Document section:
═══

Curves of Constant Width

This page requires JavaScript for MathJax formatting and embedded GeoGebra files.

Introduction

Most 2D shapes you'll see in everyday life will have different widths depending on the direction in which you measure them. For example, a square with sides of length $s$ has a minimum width of $w = 1.0 × s$ when measured parallel to a side, and a maximum width of $w = \sqrt{2} × s ≈ 1.414 × s$ when measured along a diagonal (a precise definition of how to measure a shape's width is given in the Groundwork section below). The well-known exception to this variable-width property is the circle, which has the same width in all directions: its diameter.

The property of constant width is convenient in many different applications. One benefit of manhole covers being circular is that no matter how you turn them, they can't fall down the hole they cover. If you instead have a square opening and a square cover, you can easily drop the cover through the opening by rotating it a specific way in 3D space.

The constant-width property is also useful in coin-operated devices, where it alows for easy detection of what coins have been inserted in a mechanism by measuring their width alone. If you have a coin with non-constant width, that measurement would depend on the orientation of the coin when inserted, and a more complicated coin-identifying mechanism would be required.

Additionally, in the fields of engineering and manufacturing it is often necessary to construct things with circular profiles or cross-sections, and since we know that circles have a constant width, one of the most obvious ways to check whether or not something you've built is truly circular would be to see if its width is constant.

But is that enough? Are there any non-circular shapes that nevertheless have a constant width, independent of direction?

As you can probably guess from the title of this post, it turns out there are! In fact, there are multiple families of such Curves of Constant Width. While that complicates things for engineers, it opens up plenty of opportunities for interesting mathematics. Let's get to know a few of them!

Groundwork

For the sake of clarity and rigor, in this post, a shape's width in a given direction is defined as "the distance between the two mutually-parallel supporting lines that are perpendicular to that direction", where a supporting line is "a line that touches the boundary of the shape at one or more points but does not cross the interior of the shape". In the animation below, the supporting lines are the moving vertical light-blue lines, and the measured width is shown as the red-and-yellow line between them.

Animation of a rotating square bracketed by two parallel lines that move in and out to remain in contact with the square, with the distance between the lines shown varying between one and approximately one-point-four-one-four.

Reuleaux Polygons

Aside from the circle, the simplest Curve of Constant Width (CoCW) to construct is the regular Reuleaux triangle, named after German mechanical engineer Franz Reuleaux. It can be created by replacing the three sides of an equilateral triangle with three circular arcs, with each arc having one vertex of the triangle as its center point and the other two vertices as its start and end points.

Animation showing the construction of a Reuleaux triangle.

Any regular polygon (where all sides and angles are the same) with an odd number of sides can be converted into a regular Reuleaux polygon by replacing each straight edge with a circular arc centered on the opposite vertex. Of course, the greater the number of sides a regular polygon has, the closer it is to a circle, and the same fact is even more true for Reuleaux polygons due to their curved edges. As the polygon with the smallest possible number of sides, the regular Reuleaux triangle is the farthest away from being a circle and thus the most noteworthy of this family of shapes.

═══

Dataset entries:
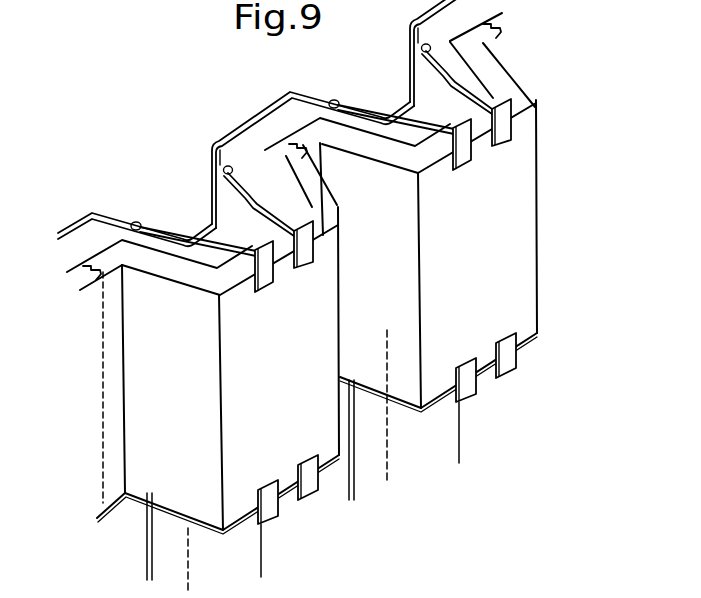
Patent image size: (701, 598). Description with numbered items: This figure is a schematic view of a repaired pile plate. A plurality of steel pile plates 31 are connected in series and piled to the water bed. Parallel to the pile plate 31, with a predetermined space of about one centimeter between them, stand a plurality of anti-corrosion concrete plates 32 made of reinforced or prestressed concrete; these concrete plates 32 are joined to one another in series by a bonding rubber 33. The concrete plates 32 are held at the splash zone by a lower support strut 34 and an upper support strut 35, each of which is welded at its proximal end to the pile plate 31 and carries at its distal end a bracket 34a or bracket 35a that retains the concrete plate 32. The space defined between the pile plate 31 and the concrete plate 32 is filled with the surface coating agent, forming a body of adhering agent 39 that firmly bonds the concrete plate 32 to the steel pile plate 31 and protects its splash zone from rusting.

The steel pile plate 31 is at (155, 222).
The anti-corrosion concrete plate 32 is at (203, 275).
The bonding rubber 33 is at (84, 269).
The lower support strut 34 is at (491, 378).
The bracket 34a is at (512, 357).
The upper support strut 35 is at (318, 228).
The bracket 35a is at (308, 253).
The body of adhering agent 39 is at (258, 140).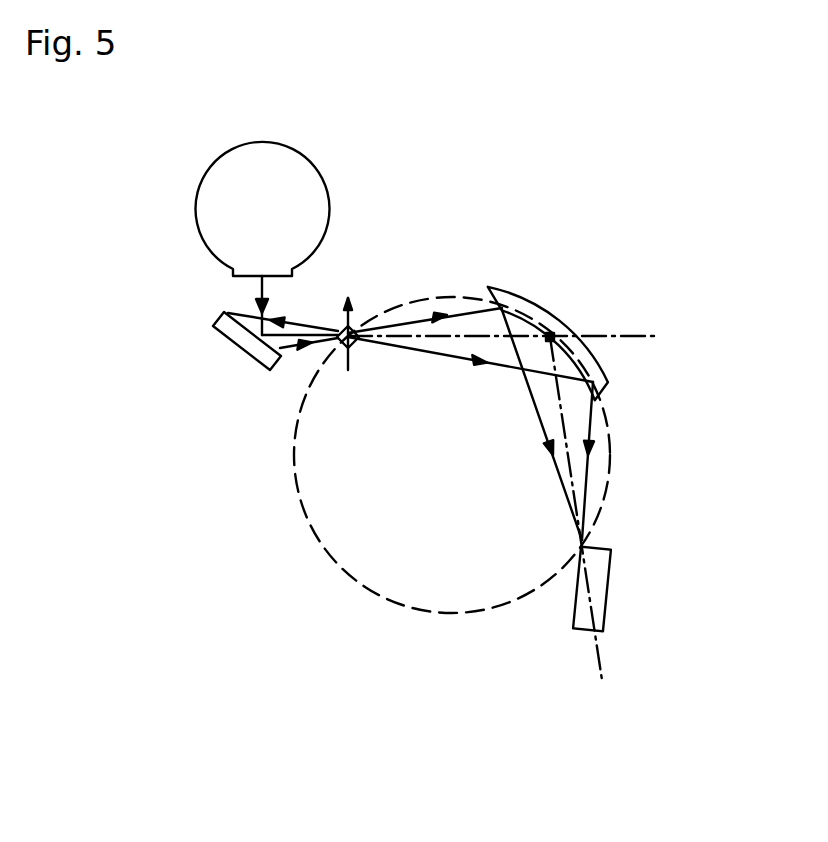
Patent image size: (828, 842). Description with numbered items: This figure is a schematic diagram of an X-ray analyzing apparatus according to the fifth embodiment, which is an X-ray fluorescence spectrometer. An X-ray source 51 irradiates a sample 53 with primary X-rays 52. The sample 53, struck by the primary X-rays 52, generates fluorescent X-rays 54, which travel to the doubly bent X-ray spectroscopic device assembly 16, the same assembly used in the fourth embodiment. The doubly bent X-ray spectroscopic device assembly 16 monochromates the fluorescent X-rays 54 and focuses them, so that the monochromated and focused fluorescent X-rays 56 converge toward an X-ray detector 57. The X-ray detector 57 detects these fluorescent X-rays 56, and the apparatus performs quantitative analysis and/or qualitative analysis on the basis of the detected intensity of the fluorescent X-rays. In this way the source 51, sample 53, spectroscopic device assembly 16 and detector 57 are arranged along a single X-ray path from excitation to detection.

The X-ray source 51 is at (278, 143).
The primary X-rays 52 is at (260, 291).
The sample 53 is at (226, 338).
The fluorescent X-rays 54 is at (302, 320).
The doubly bent X-ray spectroscopic device assembly 16 is at (535, 298).
The fluorescent X-rays 56 is at (593, 433).
The X-ray detector 57 is at (608, 580).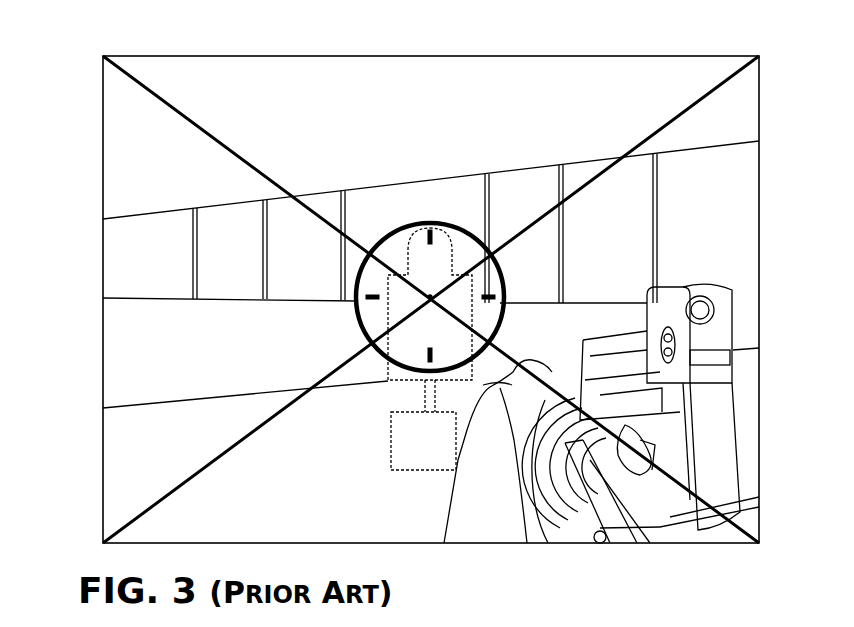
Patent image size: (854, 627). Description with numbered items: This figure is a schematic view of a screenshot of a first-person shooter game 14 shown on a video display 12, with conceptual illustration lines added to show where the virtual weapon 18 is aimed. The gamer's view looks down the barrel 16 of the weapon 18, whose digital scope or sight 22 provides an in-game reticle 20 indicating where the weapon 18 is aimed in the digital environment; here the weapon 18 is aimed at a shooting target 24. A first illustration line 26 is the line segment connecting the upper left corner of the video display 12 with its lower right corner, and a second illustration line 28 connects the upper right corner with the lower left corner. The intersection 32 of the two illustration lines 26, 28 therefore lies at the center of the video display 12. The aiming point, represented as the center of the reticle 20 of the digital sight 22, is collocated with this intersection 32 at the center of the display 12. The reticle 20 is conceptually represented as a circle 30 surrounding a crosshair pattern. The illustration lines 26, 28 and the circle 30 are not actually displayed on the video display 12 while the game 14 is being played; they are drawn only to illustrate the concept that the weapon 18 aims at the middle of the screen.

The video display 12 is at (103, 152).
The first-person shooter game 14 is at (150, 108).
The barrel 16 is at (553, 348).
The virtual weapon 18 is at (753, 395).
The in-game reticle 20 is at (432, 230).
The digital scope or sight 22 is at (700, 310).
The shooting target 24 is at (405, 302).
The first illustration line 26 is at (240, 153).
The second illustration line 28 is at (666, 120).
The circle 30 is at (357, 270).
The intersection 32 is at (430, 297).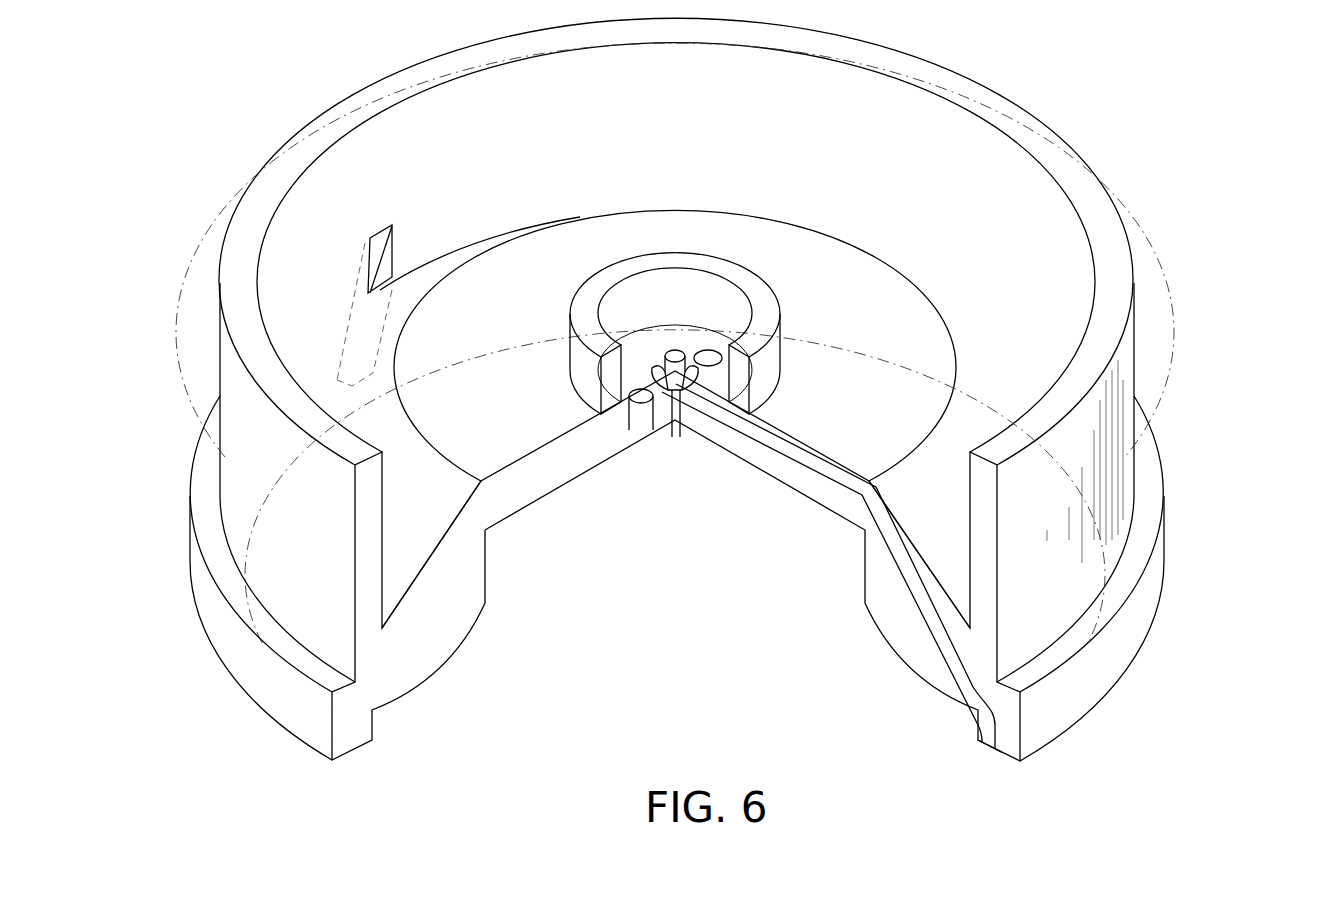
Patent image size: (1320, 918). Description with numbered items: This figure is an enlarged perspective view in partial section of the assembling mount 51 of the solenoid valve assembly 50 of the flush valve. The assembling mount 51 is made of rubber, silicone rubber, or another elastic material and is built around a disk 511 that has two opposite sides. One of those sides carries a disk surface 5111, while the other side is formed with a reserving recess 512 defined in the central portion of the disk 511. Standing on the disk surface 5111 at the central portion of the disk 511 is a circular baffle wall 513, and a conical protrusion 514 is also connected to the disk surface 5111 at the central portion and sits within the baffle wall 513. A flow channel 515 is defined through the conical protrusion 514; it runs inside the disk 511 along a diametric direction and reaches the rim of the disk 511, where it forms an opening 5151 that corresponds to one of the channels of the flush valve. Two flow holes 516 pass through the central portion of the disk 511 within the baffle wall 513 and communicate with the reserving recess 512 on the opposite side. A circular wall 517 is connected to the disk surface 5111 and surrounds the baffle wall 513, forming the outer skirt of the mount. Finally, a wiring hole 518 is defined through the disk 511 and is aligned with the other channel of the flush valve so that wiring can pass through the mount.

The solenoid valve assembly 50 is at (240, 150).
The assembling mount 51 is at (1155, 415).
The disk 511 is at (933, 265).
The disk surface 5111 is at (917, 517).
The reserving recess 512 is at (485, 567).
The baffle wall 513 is at (597, 333).
The conical protrusion 514 is at (648, 365).
The flow channel 515 is at (790, 470).
The opening 5151 is at (990, 748).
The flow holes 516 is at (703, 350).
The circular wall 517 is at (1098, 233).
The wiring hole 518 is at (357, 293).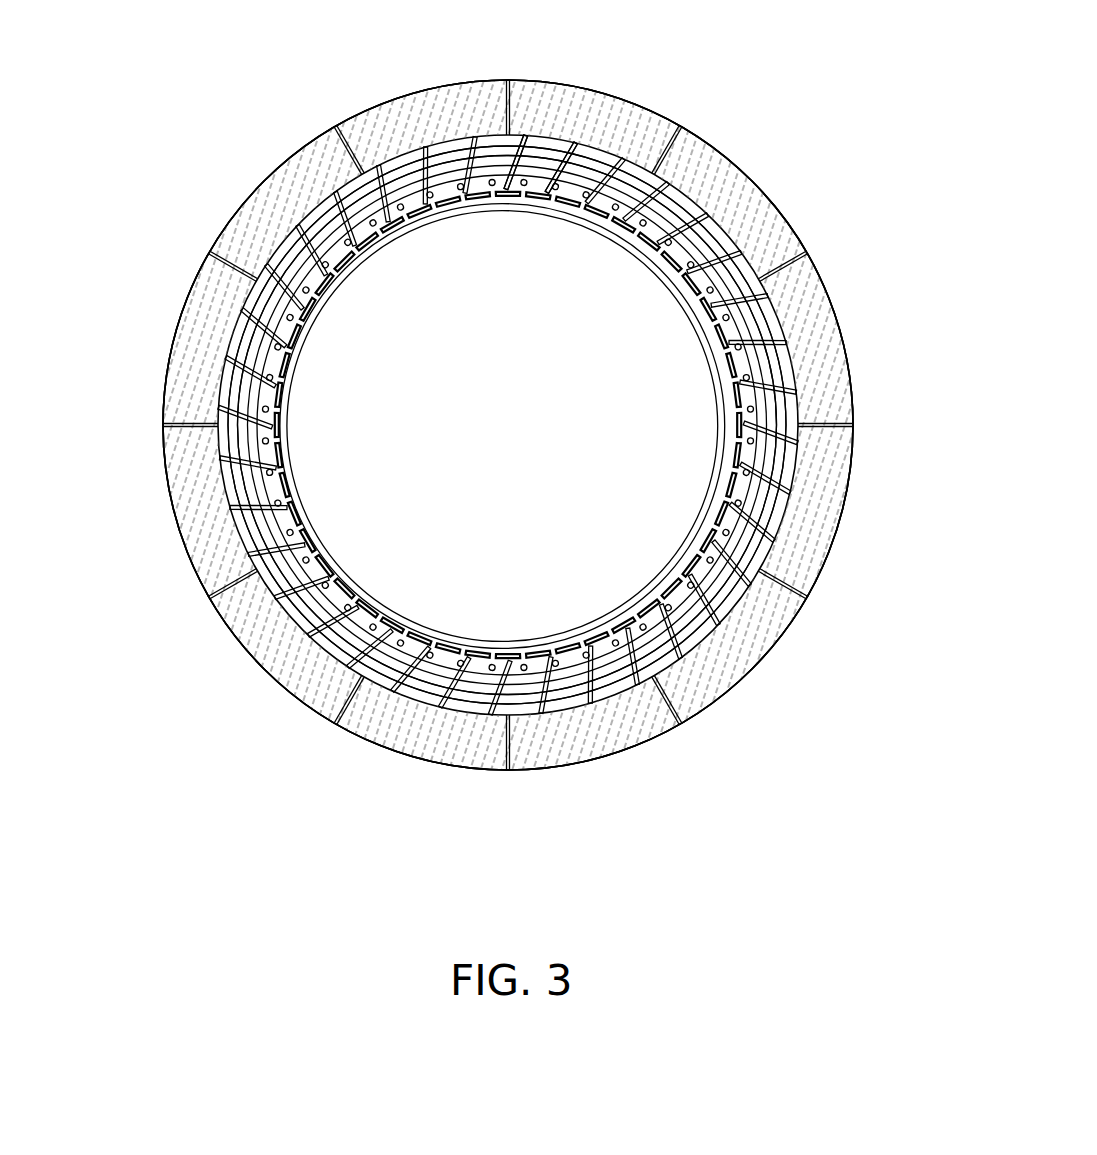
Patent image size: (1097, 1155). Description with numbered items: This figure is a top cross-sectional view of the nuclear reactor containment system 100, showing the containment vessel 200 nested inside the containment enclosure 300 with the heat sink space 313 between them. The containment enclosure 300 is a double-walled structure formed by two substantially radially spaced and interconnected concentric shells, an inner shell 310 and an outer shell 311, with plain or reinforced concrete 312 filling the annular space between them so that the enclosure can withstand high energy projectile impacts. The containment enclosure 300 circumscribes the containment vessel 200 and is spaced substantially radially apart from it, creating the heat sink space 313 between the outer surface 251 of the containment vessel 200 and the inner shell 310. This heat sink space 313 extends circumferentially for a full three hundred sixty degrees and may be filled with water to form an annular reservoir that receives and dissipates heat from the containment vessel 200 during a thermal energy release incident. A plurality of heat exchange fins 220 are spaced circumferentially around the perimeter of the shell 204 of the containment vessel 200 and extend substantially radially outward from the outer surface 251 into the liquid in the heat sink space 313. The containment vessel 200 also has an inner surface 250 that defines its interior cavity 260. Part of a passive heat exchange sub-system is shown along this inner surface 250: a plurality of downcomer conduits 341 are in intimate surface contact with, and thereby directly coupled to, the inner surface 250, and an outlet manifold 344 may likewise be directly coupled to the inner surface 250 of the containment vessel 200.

The nuclear reactor containment system 100 is at (251, 84).
The containment vessel 200 is at (582, 640).
The shell 204 is at (688, 607).
The heat exchange fins 220 is at (372, 182).
The inner surface 250 is at (517, 187).
The outer surface 251 is at (579, 197).
The interior cavity 260 is at (481, 331).
The containment enclosure 300 is at (479, 425).
The inner shell 310 is at (258, 272).
The outer shell 311 is at (177, 327).
The concrete 312 is at (215, 302).
The heat sink space 313 is at (259, 524).
The downcomer conduit 341 is at (653, 248).
The outlet manifold 344 is at (425, 634).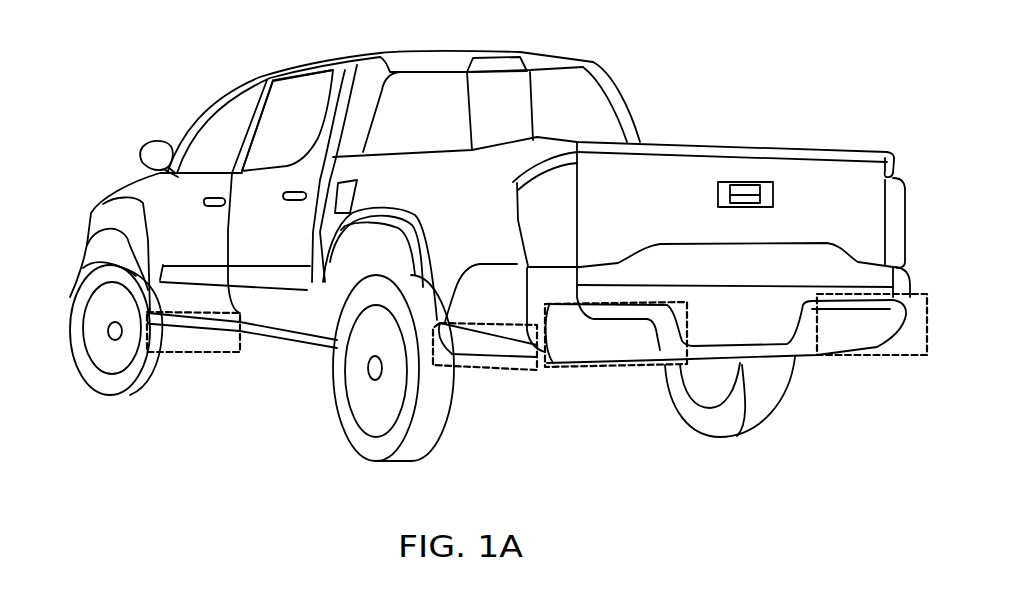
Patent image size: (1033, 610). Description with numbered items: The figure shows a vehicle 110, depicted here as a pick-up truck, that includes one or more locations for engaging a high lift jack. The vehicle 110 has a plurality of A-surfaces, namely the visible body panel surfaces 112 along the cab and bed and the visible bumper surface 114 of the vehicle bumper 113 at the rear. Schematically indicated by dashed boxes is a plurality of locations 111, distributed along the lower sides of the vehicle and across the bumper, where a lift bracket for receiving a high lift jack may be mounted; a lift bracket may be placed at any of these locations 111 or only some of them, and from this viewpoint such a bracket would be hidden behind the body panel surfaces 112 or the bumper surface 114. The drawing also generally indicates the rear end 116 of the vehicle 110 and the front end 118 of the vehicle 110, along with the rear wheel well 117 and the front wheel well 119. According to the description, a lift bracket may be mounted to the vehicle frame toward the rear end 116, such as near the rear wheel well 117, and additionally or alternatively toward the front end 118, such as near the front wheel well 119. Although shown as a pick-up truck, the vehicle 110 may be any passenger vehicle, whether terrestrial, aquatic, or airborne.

The vehicle 110 is at (120, 130).
The locations 111 is at (205, 358).
The body panel surface 112 is at (485, 160).
The vehicle bumper 113 is at (810, 380).
The bumper surface 114 is at (660, 354).
The rear end 116 is at (937, 322).
The rear wheel well 117 is at (360, 263).
The front end 118 is at (80, 220).
The front wheel well 119 is at (97, 259).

═══

Jobs:
1. In the page on curves of constant width, after whom is the Reuleaux triangle named?
2. Carry on the write-up about curves of constant width from the point where it stops.

The replies:
1. It is named after the German mechanical engineer Franz Reuleaux.

2.
Picture of a regular Reuleaux triangle, pentagon, heptagon, and enneagon (also known as a nonagon).

Some irregular polygons with an odd number of sides can also be converted into Reuleaux polygons. Such a polygon must be strictly convex (meaning all internal angles are less than 180 degrees and it has no self-intersections), and every vertex must be equidistant from its two opposite vertices. The construction of an irregular Reuleaux polygon is the same as that of a regular Reuleaux polygon, except that while all the circular arcs will still share the same radius, they will not all span the same angle.

Picture of an irregular Reuleaux heptagon.

There are no Reuleaux polygons with an even number of edge-arcs, because in a polygon with an even number of sides, each side is located opposite from another side instead of a vertex, which prevents the use of the Reuleaux construction process. However, there are other CoCWs with an even number of edge-arcs.

One of the simplest ways to construct a CoCW with an even number of edge-arcs is by taking any Reuleaux polygon, offsetting all of its edge-arcs outwards by the same amount (which increases their radii without changing their centerpoints or the angles they span), and connecting each of the gaps this creates with a new circular arc (shown in light-blue in the animation below) centered on the vertex at the center of the gap. This doubles the number of edge-arcs, making the number even. It also increases the number of non-zero arc-radii to two: the offset value, and the original radius plus the offset value.

Animation showing the expansion of a Reuleaux triangle.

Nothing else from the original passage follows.